(Data excerpts)
★ ★ ★ ★

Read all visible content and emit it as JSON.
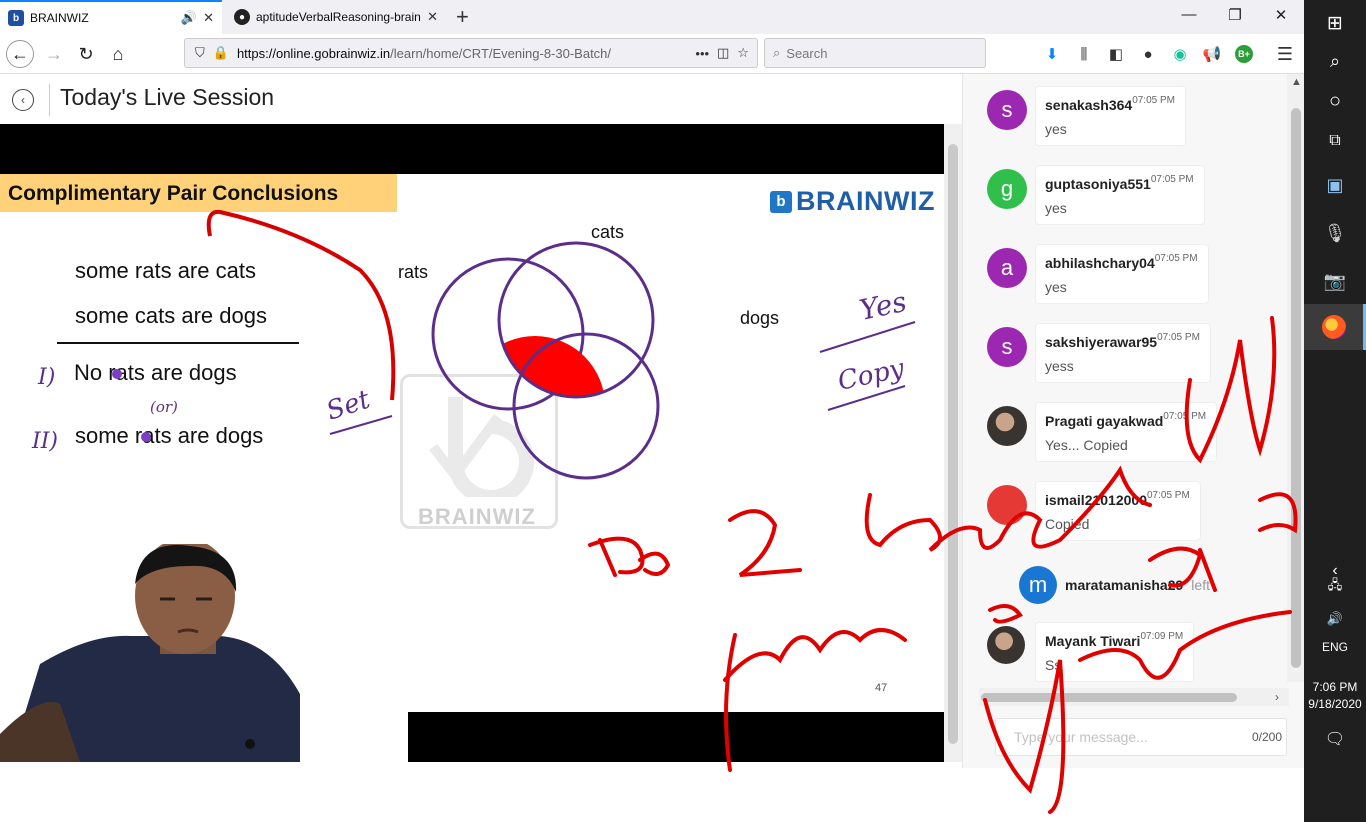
{
  "browser": {
    "tabs": [
      {
        "title": "BRAINWIZ",
        "active": true
      },
      {
        "title": "aptitudeVerbalReasoning-brain",
        "active": false
      }
    ],
    "url_host": "https://online.gobrainwiz.in",
    "url_path": "/learn/home/CRT/Evening-8-30-Batch/",
    "search_placeholder": "Search",
    "toolbar_icons": [
      "download-icon",
      "library-icon",
      "sidebar-icon",
      "account-icon",
      "grammarly-icon",
      "megaphone-icon",
      "extension-icon",
      "menu-icon"
    ],
    "extension_badge": "B+"
  },
  "page": {
    "title": "Today's Live Session"
  },
  "slide": {
    "heading": "Complimentary Pair Conclusions",
    "premise1": "some rats are cats",
    "premise2": "some cats are dogs",
    "conclusion1": "No rats are dogs",
    "conclusion2": "some rats are dogs",
    "label_cats": "cats",
    "label_rats": "rats",
    "label_dogs": "dogs",
    "brand": "BRAINWIZ",
    "brand_mark": "b",
    "watermark": "BRAINWIZ",
    "page_number": "47",
    "colors": {
      "heading_bg": "#ffd27a",
      "venn_stroke": "#5a2e8a",
      "highlight": "#ff0000",
      "brand": "#1f5fa8"
    }
  },
  "chat": {
    "messages": [
      {
        "initial": "s",
        "avatar_color": "#9c27b0",
        "user": "senakash364",
        "time": "07:05 PM",
        "text": "yes"
      },
      {
        "initial": "g",
        "avatar_color": "#2fbf4a",
        "user": "guptasoniya551",
        "time": "07:05 PM",
        "text": "yes"
      },
      {
        "initial": "a",
        "avatar_color": "#9c27b0",
        "user": "abhilashchary04",
        "time": "07:05 PM",
        "text": "yes"
      },
      {
        "initial": "s",
        "avatar_color": "#9c27b0",
        "user": "sakshiyerawar95",
        "time": "07:05 PM",
        "text": "yess"
      },
      {
        "initial": "",
        "avatar_color": "photo",
        "user": "Pragati gayakwad",
        "time": "07:05 PM",
        "text": "Yes... Copied"
      },
      {
        "initial": "",
        "avatar_color": "#e53935",
        "user": "ismail21012000",
        "time": "07:05 PM",
        "text": "Copied"
      },
      {
        "initial": "",
        "avatar_color": "photo",
        "user": "Mayank Tiwari",
        "time": "07:09 PM",
        "text": "Ss"
      }
    ],
    "left_notice": {
      "initial": "m",
      "user": "maratamanisha29",
      "text": "left"
    },
    "input_placeholder": "Type your message...",
    "char_count": "0/200"
  },
  "annotations_text": {
    "set": "Set",
    "or_note": "(or)",
    "yes": "Yes",
    "copy": "Copy"
  },
  "taskbar": {
    "language": "ENG",
    "time": "7:06 PM",
    "date": "9/18/2020",
    "icons": [
      "windows-start-icon",
      "search-icon",
      "cortana-icon",
      "task-view-icon",
      "photos-app-icon",
      "microphone-app-icon",
      "camera-app-icon",
      "firefox-icon"
    ]
  }
}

★ ★ ★ ★

**Problem description**
Write out again every line above exactly as given; the pictures do not belong in the copy.

**Written solution**
Read all visible content and emit it as JSON.
{
  "browser": {
    "tabs": [
      {
        "title": "BRAINWIZ",
        "active": true
      },
      {
        "title": "aptitudeVerbalReasoning-brain",
        "active": false
      }
    ],
    "url_host": "https://online.gobrainwiz.in",
    "url_path": "/learn/home/CRT/Evening-8-30-Batch/",
    "search_placeholder": "Search",
    "toolbar_icons": [
      "download-icon",
      "library-icon",
      "sidebar-icon",
      "account-icon",
      "grammarly-icon",
      "megaphone-icon",
      "extension-icon",
      "menu-icon"
    ],
    "extension_badge": "B+"
  },
  "page": {
    "title": "Today's Live Session"
  },
  "slide": {
    "heading": "Complimentary Pair Conclusions",
    "premise1": "some rats are cats",
    "premise2": "some cats are dogs",
    "conclusion1": "No rats are dogs",
    "conclusion2": "some rats are dogs",
    "label_cats": "cats",
    "label_rats": "rats",
    "label_dogs": "dogs",
    "brand": "BRAINWIZ",
    "brand_mark": "b",
    "watermark": "BRAINWIZ",
    "page_number": "47",
    "colors": {
      "heading_bg": "#ffd27a",
      "venn_stroke": "#5a2e8a",
      "highlight": "#ff0000",
      "brand": "#1f5fa8"
    }
  },
  "chat": {
    "messages": [
      {
        "initial": "s",
        "avatar_color": "#9c27b0",
        "user": "senakash364",
        "time": "07:05 PM",
        "text": "yes"
      },
      {
        "initial": "g",
        "avatar_color": "#2fbf4a",
        "user": "guptasoniya551",
        "time": "07:05 PM",
        "text": "yes"
      },
      {
        "initial": "a",
        "avatar_color": "#9c27b0",
        "user": "abhilashchary04",
        "time": "07:05 PM",
        "text": "yes"
      },
      {
        "initial": "s",
        "avatar_color": "#9c27b0",
        "user": "sakshiyerawar95",
        "time": "07:05 PM",
        "text": "yess"
      },
      {
        "initial": "",
        "avatar_color": "photo",
        "user": "Pragati gayakwad",
        "time": "07:05 PM",
        "text": "Yes... Copied"
      },
      {
        "initial": "",
        "avatar_color": "#e53935",
        "user": "ismail21012000",
        "time": "07:05 PM",
        "text": "Copied"
      },
      {
        "initial": "",
        "avatar_color": "photo",
        "user": "Mayank Tiwari",
        "time": "07:09 PM",
        "text": "Ss"
      }
    ],
    "left_notice": {
      "initial": "m",
      "user": "maratamanisha29",
      "text": "left"
    },
    "input_placeholder": "Type your message...",
    "char_count": "0/200"
  },
  "annotations_text": {
    "set": "Set",
    "or_note": "(or)",
    "yes": "Yes",
    "copy": "Copy"
  },
  "taskbar": {
    "language": "ENG",
    "time": "7:06 PM",
    "date": "9/18/2020",
    "icons": [
      "windows-start-icon",
      "search-icon",
      "cortana-icon",
      "task-view-icon",
      "photos-app-icon",
      "microphone-app-icon",
      "camera-app-icon",
      "firefox-icon"
    ]
  }
}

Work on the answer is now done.